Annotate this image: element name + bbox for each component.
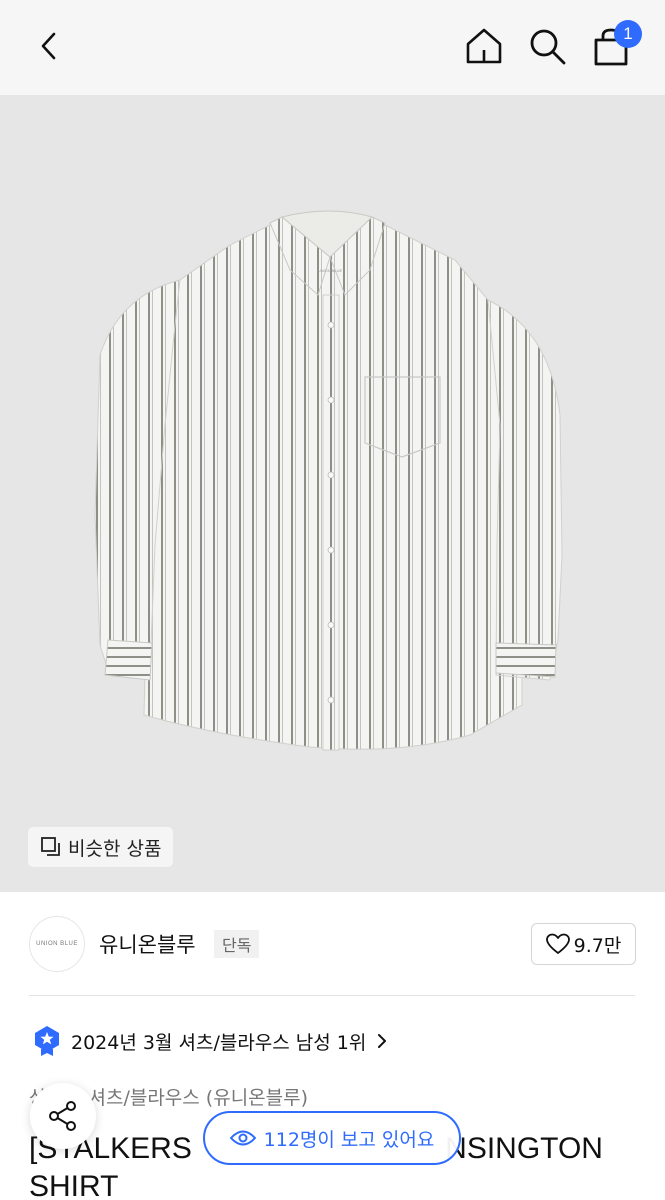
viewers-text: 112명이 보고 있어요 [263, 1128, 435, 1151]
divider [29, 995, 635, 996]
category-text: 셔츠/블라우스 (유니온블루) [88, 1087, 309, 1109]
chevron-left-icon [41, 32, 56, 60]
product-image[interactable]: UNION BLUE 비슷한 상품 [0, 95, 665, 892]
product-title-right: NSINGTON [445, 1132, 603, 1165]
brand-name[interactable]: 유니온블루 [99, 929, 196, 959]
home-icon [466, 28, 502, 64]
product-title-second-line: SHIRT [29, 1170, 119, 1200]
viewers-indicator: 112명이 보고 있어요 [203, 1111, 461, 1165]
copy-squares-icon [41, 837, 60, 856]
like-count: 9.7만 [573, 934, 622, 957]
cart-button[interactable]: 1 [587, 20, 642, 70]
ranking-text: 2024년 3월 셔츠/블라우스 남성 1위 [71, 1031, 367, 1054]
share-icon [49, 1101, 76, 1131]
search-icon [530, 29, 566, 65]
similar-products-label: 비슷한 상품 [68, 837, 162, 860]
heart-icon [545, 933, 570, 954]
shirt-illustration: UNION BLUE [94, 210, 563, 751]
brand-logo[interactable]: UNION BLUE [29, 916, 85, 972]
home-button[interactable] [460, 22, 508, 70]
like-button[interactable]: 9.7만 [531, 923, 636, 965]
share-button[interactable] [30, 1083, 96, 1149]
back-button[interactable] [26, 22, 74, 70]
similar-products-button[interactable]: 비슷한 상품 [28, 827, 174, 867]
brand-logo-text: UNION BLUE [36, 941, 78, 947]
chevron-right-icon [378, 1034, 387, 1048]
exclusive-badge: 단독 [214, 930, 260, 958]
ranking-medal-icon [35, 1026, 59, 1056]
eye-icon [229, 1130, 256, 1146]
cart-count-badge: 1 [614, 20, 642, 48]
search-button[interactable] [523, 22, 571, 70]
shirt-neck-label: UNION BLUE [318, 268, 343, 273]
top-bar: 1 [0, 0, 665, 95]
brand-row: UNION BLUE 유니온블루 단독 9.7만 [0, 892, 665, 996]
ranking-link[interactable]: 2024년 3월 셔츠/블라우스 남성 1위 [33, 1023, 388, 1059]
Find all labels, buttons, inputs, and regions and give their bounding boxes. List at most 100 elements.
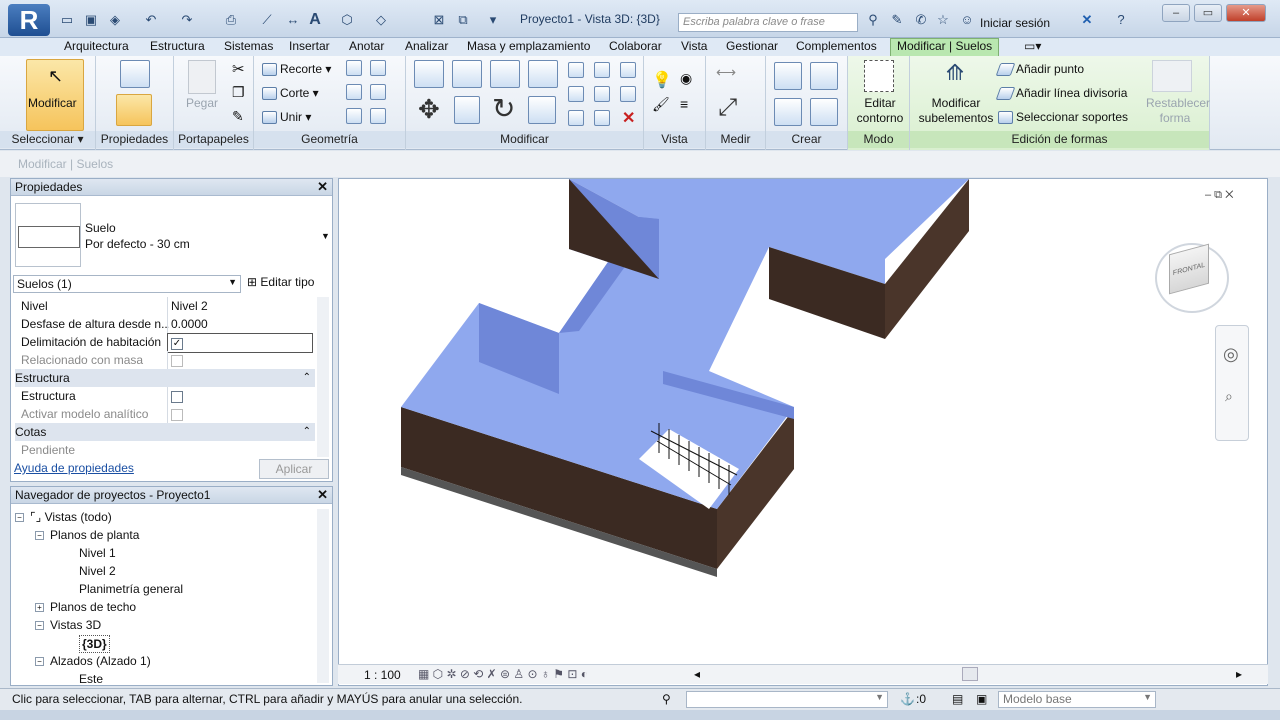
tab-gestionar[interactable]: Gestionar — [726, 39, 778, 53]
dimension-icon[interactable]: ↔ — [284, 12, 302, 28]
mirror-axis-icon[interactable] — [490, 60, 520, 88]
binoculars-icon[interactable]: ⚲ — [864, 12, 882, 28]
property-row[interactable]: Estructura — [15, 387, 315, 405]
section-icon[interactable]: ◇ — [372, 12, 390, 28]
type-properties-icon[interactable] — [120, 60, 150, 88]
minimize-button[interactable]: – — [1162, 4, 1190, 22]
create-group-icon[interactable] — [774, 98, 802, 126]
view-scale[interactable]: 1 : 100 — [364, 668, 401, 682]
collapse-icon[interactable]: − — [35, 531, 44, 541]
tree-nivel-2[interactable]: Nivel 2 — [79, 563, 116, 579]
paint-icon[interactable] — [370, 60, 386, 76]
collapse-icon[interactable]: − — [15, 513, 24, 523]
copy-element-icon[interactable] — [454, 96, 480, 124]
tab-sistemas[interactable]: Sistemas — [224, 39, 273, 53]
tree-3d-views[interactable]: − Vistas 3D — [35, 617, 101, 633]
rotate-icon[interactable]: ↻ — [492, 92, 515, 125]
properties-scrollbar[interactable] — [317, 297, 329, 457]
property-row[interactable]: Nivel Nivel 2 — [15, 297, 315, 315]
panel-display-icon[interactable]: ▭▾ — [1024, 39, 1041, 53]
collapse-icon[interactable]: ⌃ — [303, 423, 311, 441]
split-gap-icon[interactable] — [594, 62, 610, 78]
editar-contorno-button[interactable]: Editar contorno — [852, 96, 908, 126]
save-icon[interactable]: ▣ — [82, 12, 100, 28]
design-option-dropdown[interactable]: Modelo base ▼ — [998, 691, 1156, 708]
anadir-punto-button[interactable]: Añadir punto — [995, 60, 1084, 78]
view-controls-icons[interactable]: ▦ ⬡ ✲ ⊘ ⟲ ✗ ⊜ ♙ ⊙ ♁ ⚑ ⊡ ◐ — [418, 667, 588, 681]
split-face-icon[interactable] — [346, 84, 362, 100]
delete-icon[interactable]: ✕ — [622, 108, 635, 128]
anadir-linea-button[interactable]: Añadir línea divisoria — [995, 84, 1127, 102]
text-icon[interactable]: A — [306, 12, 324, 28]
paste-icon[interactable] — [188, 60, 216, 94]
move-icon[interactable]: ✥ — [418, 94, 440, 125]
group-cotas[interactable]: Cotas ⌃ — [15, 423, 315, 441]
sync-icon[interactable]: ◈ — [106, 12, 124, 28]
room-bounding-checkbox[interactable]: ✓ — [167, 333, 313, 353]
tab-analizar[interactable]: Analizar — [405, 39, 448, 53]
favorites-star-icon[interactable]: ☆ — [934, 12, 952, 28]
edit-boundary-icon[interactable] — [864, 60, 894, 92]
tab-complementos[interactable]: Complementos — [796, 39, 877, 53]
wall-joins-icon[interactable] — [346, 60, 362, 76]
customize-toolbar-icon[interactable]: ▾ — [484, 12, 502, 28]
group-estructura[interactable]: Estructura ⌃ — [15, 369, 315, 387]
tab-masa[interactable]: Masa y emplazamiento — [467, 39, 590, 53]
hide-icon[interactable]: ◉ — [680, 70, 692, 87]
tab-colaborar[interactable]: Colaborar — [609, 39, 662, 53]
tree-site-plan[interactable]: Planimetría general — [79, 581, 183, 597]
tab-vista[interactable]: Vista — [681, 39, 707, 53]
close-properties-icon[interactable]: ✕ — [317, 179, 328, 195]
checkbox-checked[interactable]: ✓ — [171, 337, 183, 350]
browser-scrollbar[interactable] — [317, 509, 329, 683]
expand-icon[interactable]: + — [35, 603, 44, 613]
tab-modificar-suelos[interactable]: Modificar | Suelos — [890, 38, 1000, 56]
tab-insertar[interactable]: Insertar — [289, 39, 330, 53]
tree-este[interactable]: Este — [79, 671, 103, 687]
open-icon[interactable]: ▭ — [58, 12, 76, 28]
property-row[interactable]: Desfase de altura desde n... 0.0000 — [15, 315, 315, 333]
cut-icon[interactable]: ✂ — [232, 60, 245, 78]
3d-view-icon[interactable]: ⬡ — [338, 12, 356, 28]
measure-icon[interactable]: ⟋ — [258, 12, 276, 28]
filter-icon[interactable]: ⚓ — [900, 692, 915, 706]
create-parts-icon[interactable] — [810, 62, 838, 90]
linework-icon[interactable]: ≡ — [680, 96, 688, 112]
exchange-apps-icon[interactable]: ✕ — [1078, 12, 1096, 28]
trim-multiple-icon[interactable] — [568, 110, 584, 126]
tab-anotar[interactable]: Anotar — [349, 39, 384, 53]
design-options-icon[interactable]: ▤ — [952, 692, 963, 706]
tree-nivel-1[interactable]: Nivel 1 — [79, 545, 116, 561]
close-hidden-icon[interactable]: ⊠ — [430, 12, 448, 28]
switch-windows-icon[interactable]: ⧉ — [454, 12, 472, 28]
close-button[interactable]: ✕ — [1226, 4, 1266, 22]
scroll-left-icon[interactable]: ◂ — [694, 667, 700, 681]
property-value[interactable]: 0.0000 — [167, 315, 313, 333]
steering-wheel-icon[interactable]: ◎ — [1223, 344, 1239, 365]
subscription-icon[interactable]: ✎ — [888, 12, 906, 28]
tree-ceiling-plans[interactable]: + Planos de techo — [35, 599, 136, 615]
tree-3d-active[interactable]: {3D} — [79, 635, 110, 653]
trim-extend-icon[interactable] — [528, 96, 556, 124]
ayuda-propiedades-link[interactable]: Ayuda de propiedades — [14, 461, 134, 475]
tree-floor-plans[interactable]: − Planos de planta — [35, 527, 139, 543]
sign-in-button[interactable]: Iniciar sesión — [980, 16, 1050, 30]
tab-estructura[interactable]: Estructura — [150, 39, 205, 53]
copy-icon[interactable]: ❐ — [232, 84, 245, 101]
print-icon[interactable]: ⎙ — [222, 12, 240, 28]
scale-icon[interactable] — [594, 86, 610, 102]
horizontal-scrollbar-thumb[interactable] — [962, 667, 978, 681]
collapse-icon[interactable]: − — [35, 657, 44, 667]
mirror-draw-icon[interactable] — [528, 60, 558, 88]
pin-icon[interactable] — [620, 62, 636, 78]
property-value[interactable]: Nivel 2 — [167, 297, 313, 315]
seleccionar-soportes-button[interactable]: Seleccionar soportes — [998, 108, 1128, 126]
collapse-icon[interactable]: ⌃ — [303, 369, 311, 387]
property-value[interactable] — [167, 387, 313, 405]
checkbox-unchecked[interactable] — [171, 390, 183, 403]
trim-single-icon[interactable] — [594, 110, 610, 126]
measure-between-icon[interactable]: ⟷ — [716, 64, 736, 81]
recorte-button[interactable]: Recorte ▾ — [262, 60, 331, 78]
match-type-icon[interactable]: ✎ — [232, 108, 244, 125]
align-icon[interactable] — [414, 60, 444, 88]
##############################
What to produce: Turn the listing lines above, from the line with "viewers-text: 112명이 보고" up to and including the line with "product-title-second-line: SHIRT [29, 1170, 119, 1200]", into a numbered list, skipping any blank lines.

Exercise result:
1. viewers-text: 112명이 보고 있어요 [263, 1128, 435, 1151]
2. divider [29, 995, 635, 996]
3. category-text: 셔츠/블라우스 (유니온블루) [88, 1087, 309, 1109]
4. chevron-left-icon [41, 32, 56, 60]
5. product-image[interactable]: UNION BLUE 비슷한 상품 [0, 95, 665, 892]
6. product-title-right: NSINGTON [445, 1132, 603, 1165]
7. brand-name[interactable]: 유니온블루 [99, 929, 196, 959]
8. home-icon [466, 28, 502, 64]
9. product-title-second-line: SHIRT [29, 1170, 119, 1200]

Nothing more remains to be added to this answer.